**Set exercise**.
Repeat the lines below exactly as they appear, but leave out the images.

**Data excerpts**.
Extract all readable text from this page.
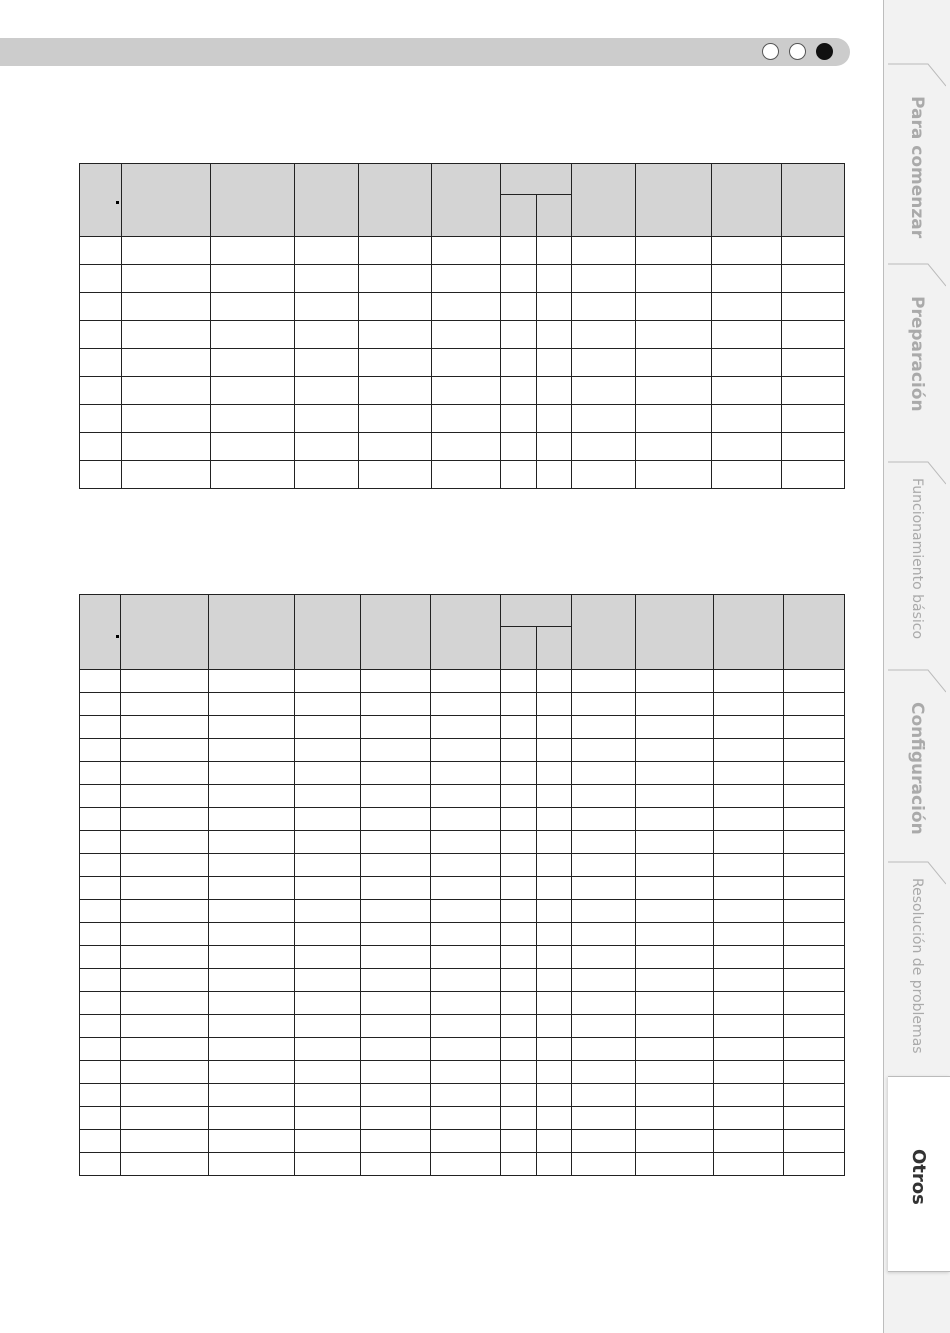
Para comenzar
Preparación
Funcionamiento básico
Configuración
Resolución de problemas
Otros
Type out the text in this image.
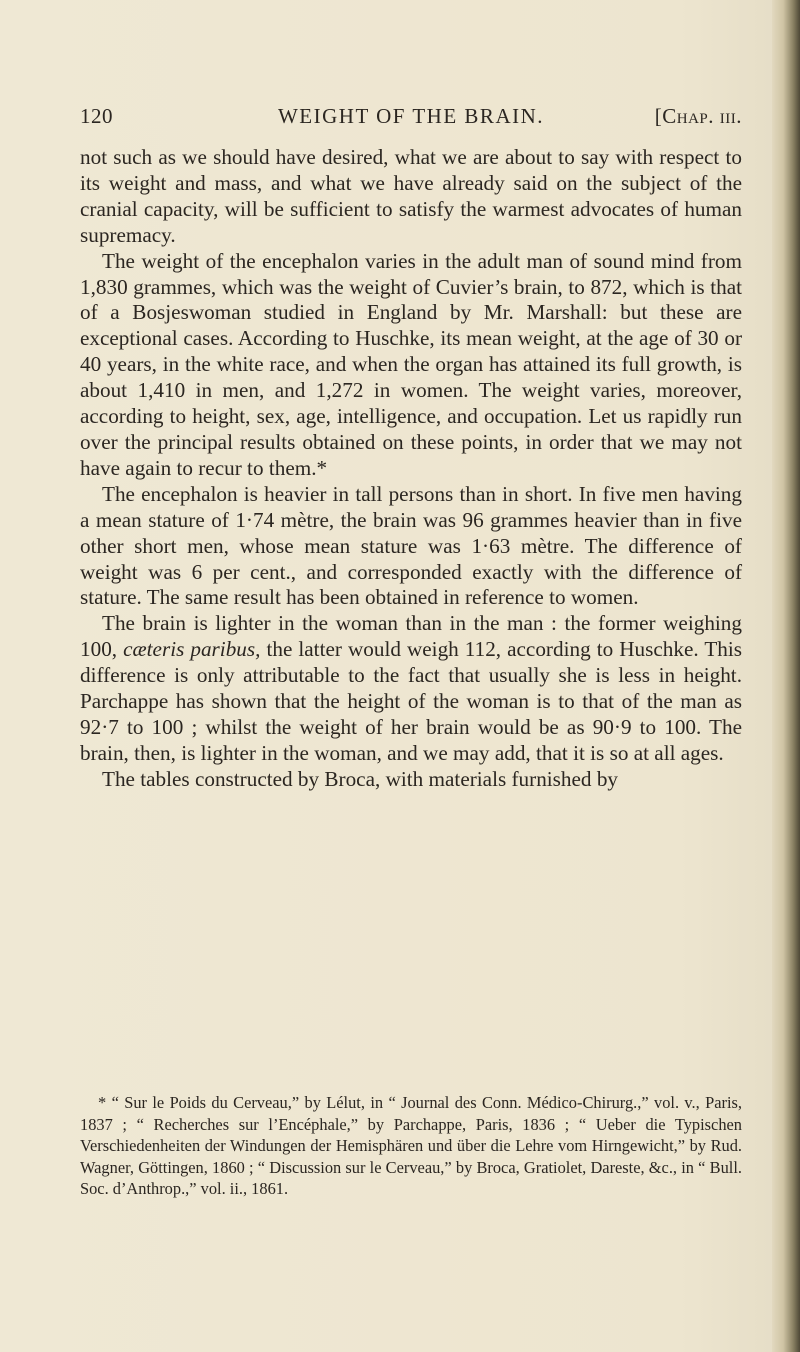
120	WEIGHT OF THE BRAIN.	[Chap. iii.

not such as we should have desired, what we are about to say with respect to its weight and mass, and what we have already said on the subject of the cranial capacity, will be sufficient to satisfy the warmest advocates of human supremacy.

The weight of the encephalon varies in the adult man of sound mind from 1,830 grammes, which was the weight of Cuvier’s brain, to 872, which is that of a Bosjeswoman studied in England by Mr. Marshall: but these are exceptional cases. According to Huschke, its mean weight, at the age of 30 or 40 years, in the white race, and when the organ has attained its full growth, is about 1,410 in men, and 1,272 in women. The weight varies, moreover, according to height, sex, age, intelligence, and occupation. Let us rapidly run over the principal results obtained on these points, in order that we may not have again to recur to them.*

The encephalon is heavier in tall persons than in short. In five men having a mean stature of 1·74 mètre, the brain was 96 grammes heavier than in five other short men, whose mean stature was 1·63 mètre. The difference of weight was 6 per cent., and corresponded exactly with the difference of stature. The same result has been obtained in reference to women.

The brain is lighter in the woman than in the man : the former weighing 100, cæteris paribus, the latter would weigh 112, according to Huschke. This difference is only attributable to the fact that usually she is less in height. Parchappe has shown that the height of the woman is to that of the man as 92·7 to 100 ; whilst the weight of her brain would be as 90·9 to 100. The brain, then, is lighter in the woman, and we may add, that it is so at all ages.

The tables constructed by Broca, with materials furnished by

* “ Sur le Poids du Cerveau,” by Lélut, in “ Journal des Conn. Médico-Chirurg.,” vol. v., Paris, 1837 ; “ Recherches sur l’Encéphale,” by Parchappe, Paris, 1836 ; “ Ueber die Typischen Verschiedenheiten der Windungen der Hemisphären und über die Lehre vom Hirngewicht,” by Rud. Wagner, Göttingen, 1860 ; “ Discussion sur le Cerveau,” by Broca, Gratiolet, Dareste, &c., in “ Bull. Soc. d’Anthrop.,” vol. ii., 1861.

**Response to the exercise**.
Extract all readable text from this page.
Para comenzar
Preparación
Funcionamiento básico
Configuración
Resolución de problemas
Otros
Type out the text in this image.
120	WEIGHT OF THE BRAIN.	[Chap. iii.

not such as we should have desired, what we are about to say with respect to its weight and mass, and what we have already said on the subject of the cranial capacity, will be sufficient to satisfy the warmest advocates of human supremacy.

The weight of the encephalon varies in the adult man of sound mind from 1,830 grammes, which was the weight of Cuvier’s brain, to 872, which is that of a Bosjeswoman studied in England by Mr. Marshall: but these are exceptional cases. According to Huschke, its mean weight, at the age of 30 or 40 years, in the white race, and when the organ has attained its full growth, is about 1,410 in men, and 1,272 in women. The weight varies, moreover, according to height, sex, age, intelligence, and occupation. Let us rapidly run over the principal results obtained on these points, in order that we may not have again to recur to them.*

The encephalon is heavier in tall persons than in short. In five men having a mean stature of 1·74 mètre, the brain was 96 grammes heavier than in five other short men, whose mean stature was 1·63 mètre. The difference of weight was 6 per cent., and corresponded exactly with the difference of stature. The same result has been obtained in reference to women.

The brain is lighter in the woman than in the man : the former weighing 100, cæteris paribus, the latter would weigh 112, according to Huschke. This difference is only attributable to the fact that usually she is less in height. Parchappe has shown that the height of the woman is to that of the man as 92·7 to 100 ; whilst the weight of her brain would be as 90·9 to 100. The brain, then, is lighter in the woman, and we may add, that it is so at all ages.

The tables constructed by Broca, with materials furnished by

* “ Sur le Poids du Cerveau,” by Lélut, in “ Journal des Conn. Médico-Chirurg.,” vol. v., Paris, 1837 ; “ Recherches sur l’Encéphale,” by Parchappe, Paris, 1836 ; “ Ueber die Typischen Verschiedenheiten der Windungen der Hemisphären und über die Lehre vom Hirngewicht,” by Rud. Wagner, Göttingen, 1860 ; “ Discussion sur le Cerveau,” by Broca, Gratiolet, Dareste, &c., in “ Bull. Soc. d’Anthrop.,” vol. ii., 1861.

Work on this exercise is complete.